**Task statement**
Copy every line of the data in which the word "this" occurs.

___ Records supplied

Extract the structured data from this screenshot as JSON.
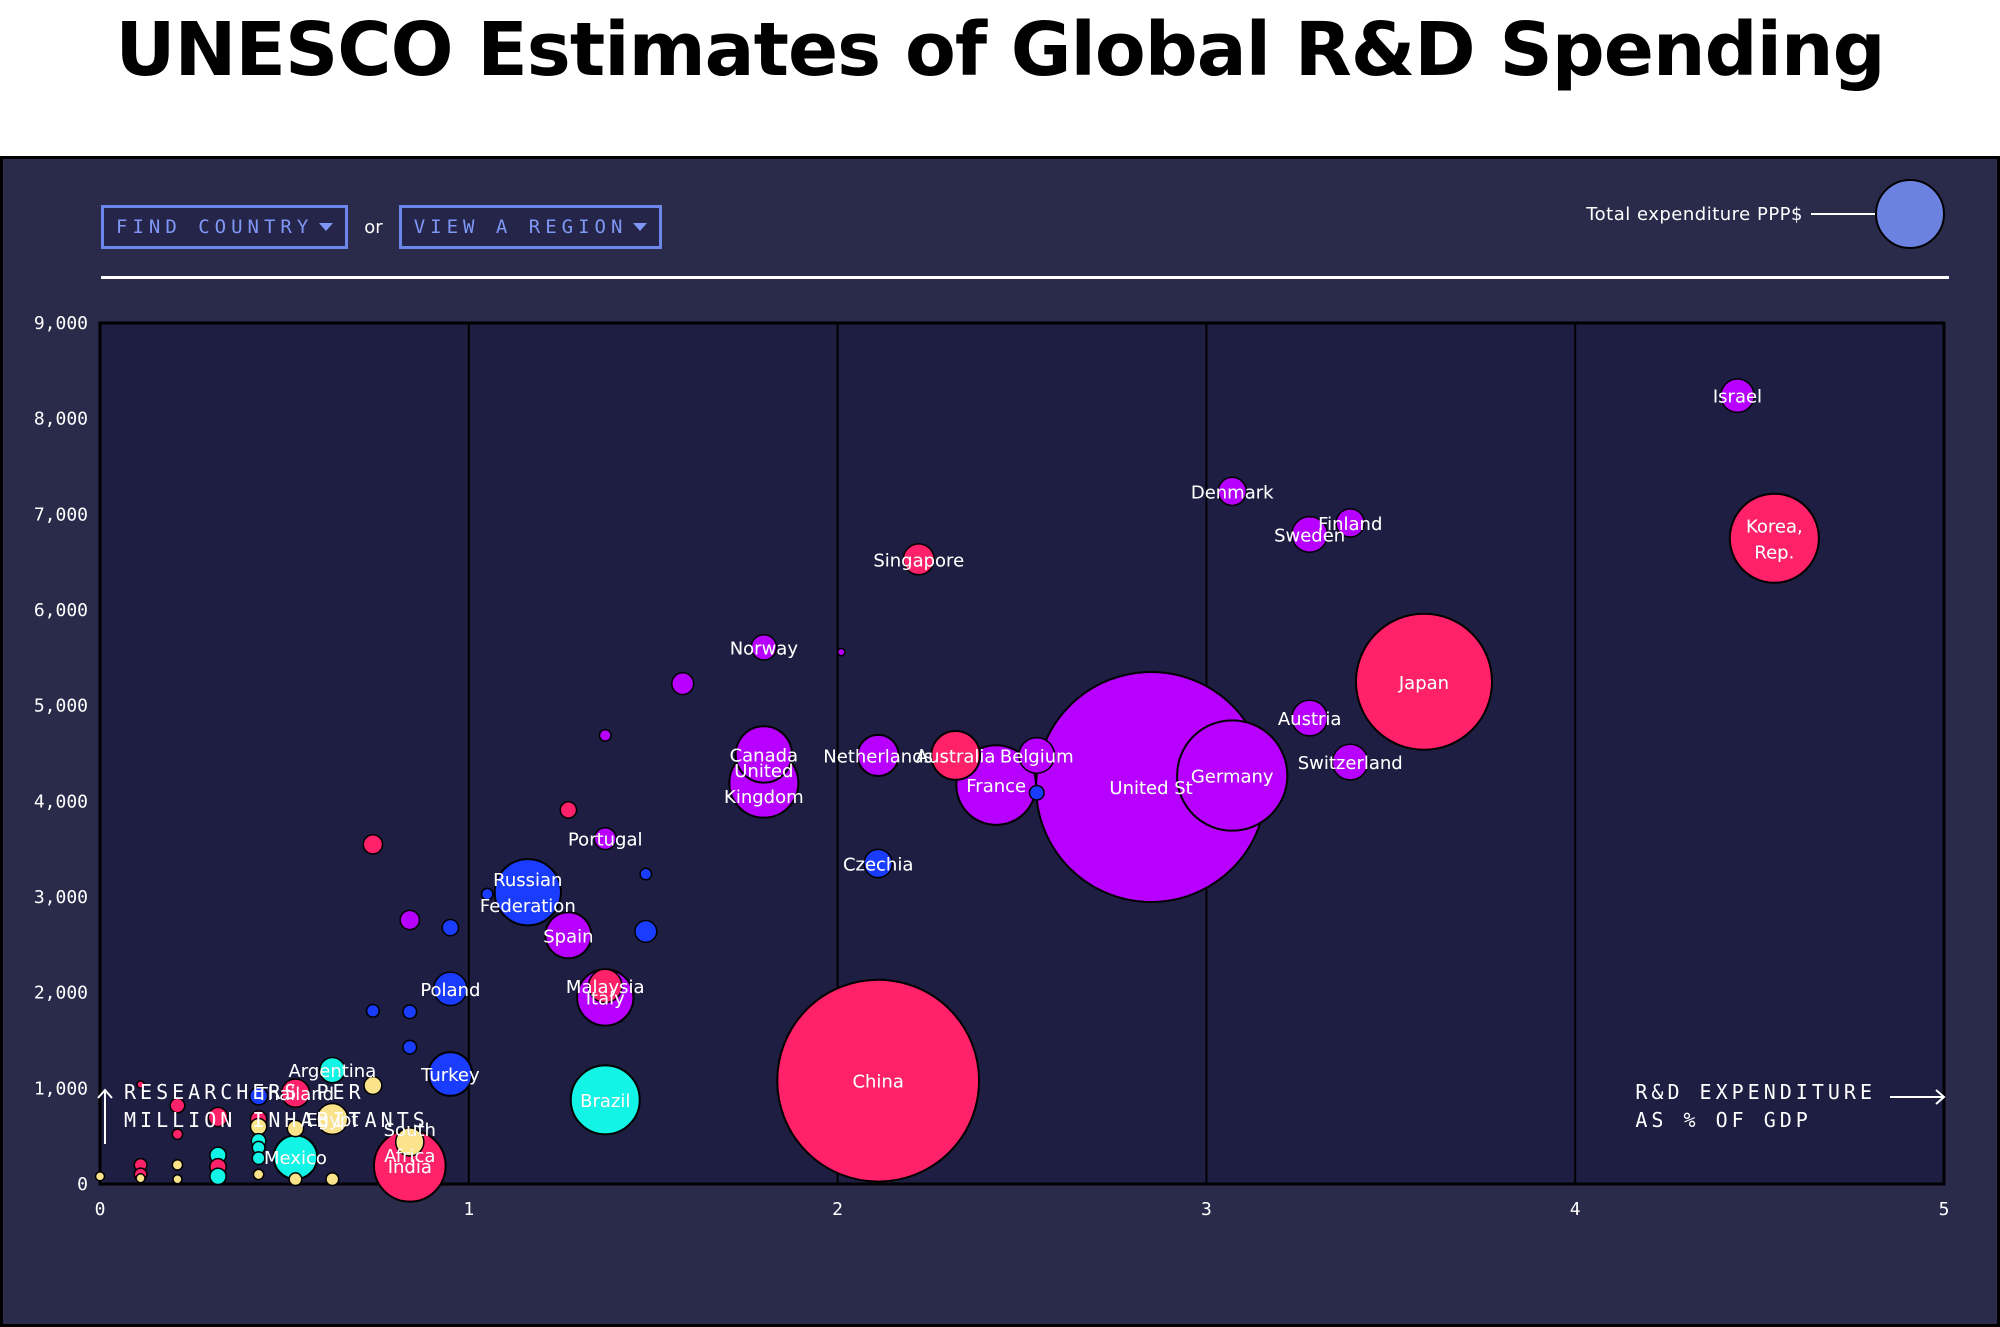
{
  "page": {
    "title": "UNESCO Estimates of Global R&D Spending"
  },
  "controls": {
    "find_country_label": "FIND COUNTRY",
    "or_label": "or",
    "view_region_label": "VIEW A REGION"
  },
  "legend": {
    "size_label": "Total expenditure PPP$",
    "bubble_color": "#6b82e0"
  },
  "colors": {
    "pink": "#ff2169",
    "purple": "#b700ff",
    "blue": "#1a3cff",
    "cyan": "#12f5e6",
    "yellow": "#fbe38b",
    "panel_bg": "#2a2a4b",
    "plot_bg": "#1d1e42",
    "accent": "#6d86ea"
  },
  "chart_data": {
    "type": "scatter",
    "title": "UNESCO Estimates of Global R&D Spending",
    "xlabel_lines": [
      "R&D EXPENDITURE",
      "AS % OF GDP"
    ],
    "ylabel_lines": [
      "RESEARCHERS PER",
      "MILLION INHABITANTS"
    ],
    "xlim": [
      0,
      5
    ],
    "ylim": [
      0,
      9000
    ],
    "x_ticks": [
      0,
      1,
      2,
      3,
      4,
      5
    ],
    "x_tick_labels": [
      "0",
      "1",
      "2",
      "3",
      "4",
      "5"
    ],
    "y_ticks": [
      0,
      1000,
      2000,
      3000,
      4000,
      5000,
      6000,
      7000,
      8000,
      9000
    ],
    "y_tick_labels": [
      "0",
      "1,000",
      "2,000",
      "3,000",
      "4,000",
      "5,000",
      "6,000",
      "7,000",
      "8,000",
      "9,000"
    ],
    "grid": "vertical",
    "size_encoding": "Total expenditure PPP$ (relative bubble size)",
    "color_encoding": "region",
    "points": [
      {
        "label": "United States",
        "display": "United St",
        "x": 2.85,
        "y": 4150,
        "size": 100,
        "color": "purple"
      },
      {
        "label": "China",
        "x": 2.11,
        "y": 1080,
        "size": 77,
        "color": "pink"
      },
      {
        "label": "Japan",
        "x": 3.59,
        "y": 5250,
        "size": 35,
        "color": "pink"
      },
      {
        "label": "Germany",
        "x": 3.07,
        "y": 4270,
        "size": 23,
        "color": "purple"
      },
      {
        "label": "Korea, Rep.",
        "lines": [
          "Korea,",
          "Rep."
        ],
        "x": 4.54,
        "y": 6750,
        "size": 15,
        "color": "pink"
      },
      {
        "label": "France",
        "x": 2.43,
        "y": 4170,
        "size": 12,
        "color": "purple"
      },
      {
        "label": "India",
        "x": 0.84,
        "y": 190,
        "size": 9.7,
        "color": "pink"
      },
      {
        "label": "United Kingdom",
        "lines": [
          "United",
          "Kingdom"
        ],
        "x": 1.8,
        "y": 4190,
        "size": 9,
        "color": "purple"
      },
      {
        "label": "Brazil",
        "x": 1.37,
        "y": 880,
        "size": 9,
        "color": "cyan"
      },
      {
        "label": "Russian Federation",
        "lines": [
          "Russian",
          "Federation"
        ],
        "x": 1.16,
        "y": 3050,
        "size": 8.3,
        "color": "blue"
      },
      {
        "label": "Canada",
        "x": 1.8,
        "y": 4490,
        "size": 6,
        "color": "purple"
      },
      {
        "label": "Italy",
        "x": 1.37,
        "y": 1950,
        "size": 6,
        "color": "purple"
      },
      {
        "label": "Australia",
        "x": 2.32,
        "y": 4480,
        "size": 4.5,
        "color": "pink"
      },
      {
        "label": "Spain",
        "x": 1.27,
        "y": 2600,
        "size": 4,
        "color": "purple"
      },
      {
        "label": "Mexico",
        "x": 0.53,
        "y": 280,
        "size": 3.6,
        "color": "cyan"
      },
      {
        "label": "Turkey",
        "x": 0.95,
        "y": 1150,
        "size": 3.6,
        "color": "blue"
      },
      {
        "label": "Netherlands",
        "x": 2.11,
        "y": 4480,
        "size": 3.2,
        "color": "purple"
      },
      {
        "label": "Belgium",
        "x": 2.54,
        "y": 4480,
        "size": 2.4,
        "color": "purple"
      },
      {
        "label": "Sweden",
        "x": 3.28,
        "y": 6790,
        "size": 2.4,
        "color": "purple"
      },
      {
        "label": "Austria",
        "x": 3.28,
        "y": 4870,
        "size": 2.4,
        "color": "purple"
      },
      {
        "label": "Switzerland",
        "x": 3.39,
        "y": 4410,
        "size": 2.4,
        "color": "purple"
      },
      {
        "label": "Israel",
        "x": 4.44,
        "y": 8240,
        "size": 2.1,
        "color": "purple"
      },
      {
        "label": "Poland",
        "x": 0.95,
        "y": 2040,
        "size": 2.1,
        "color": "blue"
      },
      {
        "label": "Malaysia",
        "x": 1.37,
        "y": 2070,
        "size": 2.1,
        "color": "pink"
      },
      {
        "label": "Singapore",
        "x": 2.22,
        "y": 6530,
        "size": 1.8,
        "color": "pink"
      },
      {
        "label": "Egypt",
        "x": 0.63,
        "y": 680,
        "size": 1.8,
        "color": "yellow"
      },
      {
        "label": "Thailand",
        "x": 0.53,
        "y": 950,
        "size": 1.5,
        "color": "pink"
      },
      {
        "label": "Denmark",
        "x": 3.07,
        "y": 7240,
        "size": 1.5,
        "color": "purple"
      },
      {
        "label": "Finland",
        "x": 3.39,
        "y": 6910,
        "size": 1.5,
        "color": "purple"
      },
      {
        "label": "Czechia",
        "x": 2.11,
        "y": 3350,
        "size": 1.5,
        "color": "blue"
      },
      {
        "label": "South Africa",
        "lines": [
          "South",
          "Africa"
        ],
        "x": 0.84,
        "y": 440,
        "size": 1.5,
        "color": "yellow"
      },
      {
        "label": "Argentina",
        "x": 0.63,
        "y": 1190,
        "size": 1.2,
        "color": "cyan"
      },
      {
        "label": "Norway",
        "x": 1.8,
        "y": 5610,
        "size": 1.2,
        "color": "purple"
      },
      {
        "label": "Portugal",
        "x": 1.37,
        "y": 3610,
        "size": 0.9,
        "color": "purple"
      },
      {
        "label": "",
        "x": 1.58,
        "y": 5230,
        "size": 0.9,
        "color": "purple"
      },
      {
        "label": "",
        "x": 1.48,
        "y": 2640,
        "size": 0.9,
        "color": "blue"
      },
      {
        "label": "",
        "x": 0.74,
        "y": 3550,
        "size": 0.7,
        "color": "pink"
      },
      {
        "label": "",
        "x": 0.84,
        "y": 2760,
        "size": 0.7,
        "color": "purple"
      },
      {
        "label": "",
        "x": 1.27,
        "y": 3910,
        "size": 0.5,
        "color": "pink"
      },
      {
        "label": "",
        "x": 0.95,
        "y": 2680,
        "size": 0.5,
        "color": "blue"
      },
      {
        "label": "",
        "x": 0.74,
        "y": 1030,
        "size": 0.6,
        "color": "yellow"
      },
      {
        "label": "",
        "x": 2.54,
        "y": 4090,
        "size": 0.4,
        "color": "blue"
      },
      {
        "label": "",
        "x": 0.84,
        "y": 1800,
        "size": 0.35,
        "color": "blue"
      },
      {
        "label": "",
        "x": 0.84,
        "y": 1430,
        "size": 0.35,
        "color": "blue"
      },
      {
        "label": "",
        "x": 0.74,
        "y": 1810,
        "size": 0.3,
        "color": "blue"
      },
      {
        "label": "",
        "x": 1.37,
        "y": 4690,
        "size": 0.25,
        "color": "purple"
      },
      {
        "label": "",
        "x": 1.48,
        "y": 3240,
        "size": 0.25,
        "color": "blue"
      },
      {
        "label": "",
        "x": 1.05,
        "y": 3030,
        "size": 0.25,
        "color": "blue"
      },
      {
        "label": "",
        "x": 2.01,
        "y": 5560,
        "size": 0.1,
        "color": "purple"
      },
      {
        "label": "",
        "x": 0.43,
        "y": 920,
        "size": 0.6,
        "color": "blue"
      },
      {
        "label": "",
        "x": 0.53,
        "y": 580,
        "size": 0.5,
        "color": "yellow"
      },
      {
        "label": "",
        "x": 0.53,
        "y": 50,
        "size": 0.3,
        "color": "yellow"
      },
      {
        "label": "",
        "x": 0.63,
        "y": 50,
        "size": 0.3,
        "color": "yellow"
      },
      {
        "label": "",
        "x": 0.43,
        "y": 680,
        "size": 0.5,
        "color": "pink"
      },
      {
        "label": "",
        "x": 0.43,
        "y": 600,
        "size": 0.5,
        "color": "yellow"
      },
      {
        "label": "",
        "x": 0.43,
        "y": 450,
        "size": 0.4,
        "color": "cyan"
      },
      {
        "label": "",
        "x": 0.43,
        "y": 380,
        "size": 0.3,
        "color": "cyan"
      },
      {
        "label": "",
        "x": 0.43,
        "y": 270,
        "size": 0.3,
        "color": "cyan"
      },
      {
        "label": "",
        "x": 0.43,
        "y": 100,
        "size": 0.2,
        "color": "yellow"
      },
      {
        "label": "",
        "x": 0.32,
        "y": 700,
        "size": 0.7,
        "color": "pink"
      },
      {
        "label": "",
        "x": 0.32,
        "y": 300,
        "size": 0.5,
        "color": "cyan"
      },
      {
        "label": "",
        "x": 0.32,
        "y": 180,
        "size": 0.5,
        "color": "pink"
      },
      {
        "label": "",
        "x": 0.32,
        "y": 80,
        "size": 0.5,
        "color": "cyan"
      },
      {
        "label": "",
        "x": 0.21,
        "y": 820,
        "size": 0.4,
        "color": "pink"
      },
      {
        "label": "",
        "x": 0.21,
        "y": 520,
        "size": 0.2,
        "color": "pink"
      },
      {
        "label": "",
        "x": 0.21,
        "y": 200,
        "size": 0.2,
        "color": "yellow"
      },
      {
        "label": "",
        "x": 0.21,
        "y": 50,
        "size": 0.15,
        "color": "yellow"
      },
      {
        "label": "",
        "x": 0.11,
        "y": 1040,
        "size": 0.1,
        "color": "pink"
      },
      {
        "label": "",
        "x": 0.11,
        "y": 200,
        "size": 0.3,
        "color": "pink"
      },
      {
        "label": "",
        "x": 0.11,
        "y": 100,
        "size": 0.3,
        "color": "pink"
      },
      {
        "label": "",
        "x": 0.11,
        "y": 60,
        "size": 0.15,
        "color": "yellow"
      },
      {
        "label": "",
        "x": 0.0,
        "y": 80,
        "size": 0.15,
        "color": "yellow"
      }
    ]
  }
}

______
___ Records supplied

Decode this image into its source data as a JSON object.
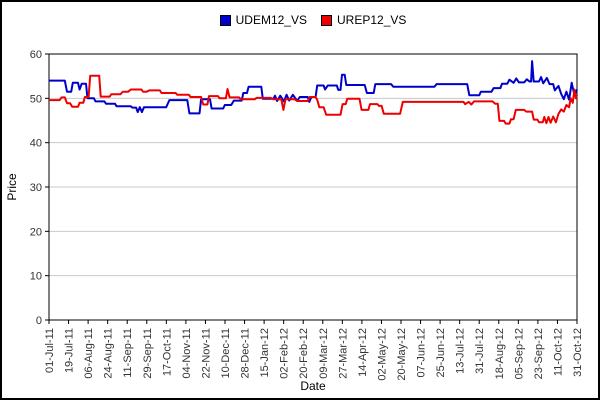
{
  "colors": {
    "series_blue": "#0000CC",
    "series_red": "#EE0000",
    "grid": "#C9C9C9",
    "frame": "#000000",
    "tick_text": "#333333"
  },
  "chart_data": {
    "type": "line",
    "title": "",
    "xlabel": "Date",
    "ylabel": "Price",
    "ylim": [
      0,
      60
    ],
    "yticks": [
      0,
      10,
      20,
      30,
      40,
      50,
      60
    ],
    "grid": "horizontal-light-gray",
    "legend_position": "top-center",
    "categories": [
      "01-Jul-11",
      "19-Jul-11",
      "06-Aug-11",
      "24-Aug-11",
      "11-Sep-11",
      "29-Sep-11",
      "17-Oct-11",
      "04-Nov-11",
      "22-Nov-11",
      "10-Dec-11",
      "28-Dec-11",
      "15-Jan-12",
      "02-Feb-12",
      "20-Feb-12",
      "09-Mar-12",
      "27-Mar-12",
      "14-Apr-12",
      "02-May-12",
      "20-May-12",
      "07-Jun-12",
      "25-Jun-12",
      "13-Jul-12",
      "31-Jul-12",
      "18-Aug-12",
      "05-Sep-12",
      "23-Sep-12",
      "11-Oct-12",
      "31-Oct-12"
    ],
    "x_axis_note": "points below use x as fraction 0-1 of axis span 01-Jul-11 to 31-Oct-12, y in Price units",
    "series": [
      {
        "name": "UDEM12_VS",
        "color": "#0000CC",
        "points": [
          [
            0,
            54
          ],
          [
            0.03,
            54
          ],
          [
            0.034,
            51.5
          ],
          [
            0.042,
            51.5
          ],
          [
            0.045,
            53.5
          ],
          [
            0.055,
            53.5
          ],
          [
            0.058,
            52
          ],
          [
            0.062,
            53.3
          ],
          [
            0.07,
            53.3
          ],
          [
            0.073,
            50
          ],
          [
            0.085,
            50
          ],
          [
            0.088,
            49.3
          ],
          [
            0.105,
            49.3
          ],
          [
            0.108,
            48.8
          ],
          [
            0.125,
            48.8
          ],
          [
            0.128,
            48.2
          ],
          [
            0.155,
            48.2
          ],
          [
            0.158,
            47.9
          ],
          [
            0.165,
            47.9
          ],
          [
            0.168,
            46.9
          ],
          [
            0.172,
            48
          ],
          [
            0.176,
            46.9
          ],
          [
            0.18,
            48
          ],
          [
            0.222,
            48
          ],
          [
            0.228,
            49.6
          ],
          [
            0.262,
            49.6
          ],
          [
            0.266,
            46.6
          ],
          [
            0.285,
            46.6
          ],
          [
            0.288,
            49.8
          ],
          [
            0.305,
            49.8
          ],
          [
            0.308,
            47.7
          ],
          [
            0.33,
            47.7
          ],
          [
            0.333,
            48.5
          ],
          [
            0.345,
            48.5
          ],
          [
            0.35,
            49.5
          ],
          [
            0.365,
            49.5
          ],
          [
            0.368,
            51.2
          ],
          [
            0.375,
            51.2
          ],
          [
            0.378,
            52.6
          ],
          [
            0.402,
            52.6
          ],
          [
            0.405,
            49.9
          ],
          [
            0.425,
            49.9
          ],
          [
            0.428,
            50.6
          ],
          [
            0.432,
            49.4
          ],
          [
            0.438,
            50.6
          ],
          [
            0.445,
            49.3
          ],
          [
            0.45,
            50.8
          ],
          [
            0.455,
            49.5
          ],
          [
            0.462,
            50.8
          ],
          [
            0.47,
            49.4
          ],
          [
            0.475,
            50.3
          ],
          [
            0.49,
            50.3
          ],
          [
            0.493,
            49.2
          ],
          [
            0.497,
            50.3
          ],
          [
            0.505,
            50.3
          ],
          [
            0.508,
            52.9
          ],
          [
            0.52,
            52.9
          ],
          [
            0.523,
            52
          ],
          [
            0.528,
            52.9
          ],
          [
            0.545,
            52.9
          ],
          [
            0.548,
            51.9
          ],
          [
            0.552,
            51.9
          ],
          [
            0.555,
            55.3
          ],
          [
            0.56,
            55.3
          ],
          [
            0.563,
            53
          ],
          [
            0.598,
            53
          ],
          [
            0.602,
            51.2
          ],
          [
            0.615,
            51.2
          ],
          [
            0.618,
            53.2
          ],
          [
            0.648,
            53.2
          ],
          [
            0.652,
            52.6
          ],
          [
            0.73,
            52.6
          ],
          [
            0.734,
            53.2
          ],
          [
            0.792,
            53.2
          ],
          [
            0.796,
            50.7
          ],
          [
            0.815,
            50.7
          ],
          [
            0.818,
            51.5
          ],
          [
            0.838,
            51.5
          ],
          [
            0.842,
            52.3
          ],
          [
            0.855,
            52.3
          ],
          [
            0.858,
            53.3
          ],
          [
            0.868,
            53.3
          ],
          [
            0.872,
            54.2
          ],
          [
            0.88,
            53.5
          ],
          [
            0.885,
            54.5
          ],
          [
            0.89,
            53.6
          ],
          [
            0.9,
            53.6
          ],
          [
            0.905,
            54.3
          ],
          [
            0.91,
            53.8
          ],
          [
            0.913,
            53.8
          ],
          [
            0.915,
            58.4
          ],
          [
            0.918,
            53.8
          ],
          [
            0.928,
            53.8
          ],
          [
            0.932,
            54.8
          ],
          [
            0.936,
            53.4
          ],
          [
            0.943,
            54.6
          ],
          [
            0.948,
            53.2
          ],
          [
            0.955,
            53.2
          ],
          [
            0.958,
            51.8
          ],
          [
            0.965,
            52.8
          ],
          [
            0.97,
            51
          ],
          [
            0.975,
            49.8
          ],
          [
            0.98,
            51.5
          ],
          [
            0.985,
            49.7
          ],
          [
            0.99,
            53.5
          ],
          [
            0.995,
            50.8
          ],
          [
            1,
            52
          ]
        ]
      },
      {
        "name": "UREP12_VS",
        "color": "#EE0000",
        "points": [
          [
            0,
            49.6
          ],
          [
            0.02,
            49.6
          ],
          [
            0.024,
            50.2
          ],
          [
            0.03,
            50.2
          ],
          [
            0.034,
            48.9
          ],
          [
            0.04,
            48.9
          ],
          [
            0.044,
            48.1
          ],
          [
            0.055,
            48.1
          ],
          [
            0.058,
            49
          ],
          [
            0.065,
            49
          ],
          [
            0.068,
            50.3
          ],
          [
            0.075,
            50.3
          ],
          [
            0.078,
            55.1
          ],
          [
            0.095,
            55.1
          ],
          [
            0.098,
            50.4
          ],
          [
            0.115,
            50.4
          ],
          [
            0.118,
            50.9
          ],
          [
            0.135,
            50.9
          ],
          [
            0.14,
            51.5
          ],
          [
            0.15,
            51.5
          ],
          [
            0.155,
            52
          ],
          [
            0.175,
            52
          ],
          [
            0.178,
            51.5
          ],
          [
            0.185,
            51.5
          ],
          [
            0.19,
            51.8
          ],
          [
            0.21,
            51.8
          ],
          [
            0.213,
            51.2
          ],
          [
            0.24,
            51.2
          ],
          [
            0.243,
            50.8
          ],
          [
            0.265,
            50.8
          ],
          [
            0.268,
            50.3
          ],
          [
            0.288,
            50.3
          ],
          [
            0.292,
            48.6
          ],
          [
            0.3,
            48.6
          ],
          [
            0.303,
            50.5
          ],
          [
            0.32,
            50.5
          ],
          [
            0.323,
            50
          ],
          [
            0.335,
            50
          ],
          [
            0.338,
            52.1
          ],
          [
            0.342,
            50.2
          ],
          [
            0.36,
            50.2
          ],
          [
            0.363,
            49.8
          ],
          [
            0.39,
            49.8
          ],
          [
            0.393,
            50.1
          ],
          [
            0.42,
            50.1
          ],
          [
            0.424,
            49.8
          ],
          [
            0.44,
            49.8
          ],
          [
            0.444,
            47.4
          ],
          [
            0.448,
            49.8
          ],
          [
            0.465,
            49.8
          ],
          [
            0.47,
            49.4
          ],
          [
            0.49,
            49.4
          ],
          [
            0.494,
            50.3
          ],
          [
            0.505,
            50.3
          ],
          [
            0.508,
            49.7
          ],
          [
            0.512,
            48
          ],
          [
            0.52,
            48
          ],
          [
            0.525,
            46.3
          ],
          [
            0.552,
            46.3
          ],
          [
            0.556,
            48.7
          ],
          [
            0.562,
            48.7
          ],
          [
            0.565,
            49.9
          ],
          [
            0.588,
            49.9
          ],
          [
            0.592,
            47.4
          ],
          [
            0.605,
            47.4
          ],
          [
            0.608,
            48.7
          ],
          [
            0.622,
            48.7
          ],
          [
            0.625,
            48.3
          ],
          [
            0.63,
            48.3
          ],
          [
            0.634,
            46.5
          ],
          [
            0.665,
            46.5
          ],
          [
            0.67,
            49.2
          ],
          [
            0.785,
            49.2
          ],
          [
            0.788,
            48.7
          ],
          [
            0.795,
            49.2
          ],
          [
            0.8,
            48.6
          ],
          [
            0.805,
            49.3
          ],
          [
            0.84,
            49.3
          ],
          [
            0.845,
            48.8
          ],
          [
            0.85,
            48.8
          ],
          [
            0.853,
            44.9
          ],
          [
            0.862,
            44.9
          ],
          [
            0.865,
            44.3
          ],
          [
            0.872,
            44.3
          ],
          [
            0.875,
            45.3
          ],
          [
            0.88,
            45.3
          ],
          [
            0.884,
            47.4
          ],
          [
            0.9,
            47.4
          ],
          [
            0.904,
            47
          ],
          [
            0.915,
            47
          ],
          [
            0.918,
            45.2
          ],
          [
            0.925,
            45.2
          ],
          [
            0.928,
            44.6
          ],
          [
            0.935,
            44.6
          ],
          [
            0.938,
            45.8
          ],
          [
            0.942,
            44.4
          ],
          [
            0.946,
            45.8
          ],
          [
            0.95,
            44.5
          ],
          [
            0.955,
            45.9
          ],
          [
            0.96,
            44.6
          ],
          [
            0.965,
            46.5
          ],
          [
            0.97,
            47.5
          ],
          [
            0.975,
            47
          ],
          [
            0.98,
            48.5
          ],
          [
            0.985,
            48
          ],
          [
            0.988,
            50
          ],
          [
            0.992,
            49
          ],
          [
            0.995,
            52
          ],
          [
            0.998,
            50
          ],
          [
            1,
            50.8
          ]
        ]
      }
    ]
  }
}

______

**Exercise result**
Extract the structured data from this screenshot as JSON.
Decode this image into its source data as a JSON object.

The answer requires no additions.